> Given instruction
Your task is to locate every line holding the string "Landskamrerare" and to copy each of them.

> Raw records
-*-*-

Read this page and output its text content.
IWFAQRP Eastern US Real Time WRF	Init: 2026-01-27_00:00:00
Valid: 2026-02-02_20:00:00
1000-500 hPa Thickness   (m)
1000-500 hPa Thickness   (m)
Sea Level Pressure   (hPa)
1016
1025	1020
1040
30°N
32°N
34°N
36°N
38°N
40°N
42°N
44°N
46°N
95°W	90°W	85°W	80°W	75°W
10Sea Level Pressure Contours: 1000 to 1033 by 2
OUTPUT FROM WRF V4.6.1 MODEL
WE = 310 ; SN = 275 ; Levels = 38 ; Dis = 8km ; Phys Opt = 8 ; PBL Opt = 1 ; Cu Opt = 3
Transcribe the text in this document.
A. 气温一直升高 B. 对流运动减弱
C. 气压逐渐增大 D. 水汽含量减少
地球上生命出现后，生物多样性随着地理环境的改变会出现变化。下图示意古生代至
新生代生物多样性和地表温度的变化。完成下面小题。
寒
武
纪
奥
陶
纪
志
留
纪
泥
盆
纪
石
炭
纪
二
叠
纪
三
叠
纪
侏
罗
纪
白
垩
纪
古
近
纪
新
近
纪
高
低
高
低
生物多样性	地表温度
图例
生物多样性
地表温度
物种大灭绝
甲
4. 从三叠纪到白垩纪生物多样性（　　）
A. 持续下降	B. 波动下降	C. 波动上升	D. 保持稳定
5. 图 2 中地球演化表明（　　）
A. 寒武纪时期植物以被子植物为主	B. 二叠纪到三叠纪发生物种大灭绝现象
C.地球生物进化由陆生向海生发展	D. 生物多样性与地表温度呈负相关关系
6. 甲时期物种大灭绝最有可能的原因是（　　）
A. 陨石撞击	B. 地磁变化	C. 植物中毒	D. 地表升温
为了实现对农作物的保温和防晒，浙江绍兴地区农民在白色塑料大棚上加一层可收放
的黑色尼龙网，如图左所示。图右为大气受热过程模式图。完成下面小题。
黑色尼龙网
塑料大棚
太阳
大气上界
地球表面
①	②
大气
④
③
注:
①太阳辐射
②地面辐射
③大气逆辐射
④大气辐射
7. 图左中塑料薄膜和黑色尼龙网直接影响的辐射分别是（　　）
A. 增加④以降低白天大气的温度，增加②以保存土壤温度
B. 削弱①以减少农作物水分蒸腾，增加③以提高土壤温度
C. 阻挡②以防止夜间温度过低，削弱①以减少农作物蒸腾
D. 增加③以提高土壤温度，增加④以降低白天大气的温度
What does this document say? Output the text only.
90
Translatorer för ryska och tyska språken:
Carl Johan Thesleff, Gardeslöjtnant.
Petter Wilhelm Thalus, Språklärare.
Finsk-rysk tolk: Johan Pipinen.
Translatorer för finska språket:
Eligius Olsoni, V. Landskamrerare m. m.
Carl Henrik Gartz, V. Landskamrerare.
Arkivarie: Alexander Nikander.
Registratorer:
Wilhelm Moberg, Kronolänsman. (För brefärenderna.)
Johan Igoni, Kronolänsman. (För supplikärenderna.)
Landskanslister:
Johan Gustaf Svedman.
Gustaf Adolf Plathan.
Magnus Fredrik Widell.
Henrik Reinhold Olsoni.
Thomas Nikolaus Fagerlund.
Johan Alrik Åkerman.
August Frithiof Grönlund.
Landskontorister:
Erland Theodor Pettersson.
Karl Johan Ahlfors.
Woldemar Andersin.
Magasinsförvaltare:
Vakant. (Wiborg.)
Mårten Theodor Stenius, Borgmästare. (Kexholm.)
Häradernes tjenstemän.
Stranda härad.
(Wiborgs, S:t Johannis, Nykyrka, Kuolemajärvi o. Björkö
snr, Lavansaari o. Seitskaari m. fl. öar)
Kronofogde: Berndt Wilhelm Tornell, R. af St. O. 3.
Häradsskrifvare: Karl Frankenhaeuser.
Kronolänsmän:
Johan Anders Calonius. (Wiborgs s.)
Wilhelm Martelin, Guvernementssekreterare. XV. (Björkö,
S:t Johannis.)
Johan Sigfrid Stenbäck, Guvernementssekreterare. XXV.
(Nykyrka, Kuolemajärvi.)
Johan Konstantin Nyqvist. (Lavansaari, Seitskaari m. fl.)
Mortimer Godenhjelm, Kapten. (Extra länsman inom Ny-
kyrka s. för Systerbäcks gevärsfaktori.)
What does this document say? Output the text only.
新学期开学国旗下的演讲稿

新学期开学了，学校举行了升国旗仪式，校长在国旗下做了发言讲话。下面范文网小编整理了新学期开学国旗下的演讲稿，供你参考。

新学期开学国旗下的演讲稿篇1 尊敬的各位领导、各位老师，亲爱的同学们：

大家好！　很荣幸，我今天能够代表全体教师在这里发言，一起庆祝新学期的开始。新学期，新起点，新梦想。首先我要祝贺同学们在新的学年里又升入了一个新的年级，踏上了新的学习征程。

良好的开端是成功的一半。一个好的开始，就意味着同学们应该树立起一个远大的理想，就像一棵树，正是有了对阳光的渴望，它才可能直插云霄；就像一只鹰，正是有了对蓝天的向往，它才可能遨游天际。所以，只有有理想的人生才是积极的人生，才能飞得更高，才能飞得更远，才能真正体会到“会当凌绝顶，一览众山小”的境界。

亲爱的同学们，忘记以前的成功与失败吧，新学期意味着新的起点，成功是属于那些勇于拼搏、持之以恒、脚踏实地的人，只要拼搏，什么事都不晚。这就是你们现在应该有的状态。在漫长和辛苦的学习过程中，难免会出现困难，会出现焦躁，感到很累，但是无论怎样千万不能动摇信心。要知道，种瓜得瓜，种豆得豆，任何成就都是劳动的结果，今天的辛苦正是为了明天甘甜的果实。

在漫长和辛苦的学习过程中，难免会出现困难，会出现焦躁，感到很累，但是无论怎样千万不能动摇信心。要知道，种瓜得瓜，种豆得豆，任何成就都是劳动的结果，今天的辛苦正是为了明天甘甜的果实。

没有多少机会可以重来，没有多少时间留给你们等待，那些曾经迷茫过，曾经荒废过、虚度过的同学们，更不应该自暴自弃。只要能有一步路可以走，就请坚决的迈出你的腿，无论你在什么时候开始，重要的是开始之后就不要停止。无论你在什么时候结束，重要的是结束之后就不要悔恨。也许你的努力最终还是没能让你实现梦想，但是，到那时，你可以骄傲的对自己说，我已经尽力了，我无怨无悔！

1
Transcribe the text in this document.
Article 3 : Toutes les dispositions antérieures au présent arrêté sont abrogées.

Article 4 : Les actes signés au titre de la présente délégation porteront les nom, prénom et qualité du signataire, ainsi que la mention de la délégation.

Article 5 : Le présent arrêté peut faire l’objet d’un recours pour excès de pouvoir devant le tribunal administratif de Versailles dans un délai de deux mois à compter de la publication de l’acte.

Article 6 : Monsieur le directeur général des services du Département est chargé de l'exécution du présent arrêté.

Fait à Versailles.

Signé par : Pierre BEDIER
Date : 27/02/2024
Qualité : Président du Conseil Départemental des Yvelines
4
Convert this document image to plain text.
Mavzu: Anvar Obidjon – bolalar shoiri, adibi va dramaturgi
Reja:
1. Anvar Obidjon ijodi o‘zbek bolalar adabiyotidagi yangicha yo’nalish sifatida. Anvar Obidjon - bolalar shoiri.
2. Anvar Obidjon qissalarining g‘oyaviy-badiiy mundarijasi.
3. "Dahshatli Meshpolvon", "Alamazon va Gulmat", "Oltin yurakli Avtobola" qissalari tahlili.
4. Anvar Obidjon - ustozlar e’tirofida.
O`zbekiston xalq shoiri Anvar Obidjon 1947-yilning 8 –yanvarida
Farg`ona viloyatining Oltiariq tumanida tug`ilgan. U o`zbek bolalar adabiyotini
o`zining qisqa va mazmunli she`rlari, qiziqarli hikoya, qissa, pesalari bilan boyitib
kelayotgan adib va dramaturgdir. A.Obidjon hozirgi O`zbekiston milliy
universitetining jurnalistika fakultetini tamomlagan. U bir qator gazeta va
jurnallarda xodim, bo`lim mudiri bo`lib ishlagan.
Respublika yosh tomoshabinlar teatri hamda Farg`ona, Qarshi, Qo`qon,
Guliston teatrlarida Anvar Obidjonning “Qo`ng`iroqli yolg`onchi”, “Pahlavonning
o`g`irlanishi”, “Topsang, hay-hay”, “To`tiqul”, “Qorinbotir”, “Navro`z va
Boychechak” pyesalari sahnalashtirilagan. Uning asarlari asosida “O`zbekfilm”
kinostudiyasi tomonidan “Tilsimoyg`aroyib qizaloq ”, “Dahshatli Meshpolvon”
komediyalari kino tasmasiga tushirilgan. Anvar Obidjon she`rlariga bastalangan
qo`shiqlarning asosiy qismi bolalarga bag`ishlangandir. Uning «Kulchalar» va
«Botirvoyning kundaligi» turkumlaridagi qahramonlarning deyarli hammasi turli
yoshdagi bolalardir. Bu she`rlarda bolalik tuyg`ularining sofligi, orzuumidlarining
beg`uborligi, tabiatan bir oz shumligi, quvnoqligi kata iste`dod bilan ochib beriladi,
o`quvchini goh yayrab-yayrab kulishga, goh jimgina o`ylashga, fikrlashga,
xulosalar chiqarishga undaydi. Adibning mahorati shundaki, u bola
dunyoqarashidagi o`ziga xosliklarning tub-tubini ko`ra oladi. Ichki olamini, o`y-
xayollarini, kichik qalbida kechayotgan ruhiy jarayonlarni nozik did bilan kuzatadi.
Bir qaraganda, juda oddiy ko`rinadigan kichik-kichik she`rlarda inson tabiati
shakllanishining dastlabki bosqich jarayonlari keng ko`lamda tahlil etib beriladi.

-*-*-

> Result
Eligius Olsoni, V. Landskamrerare m. m.
Carl Henrik Gartz, V. Landskamrerare.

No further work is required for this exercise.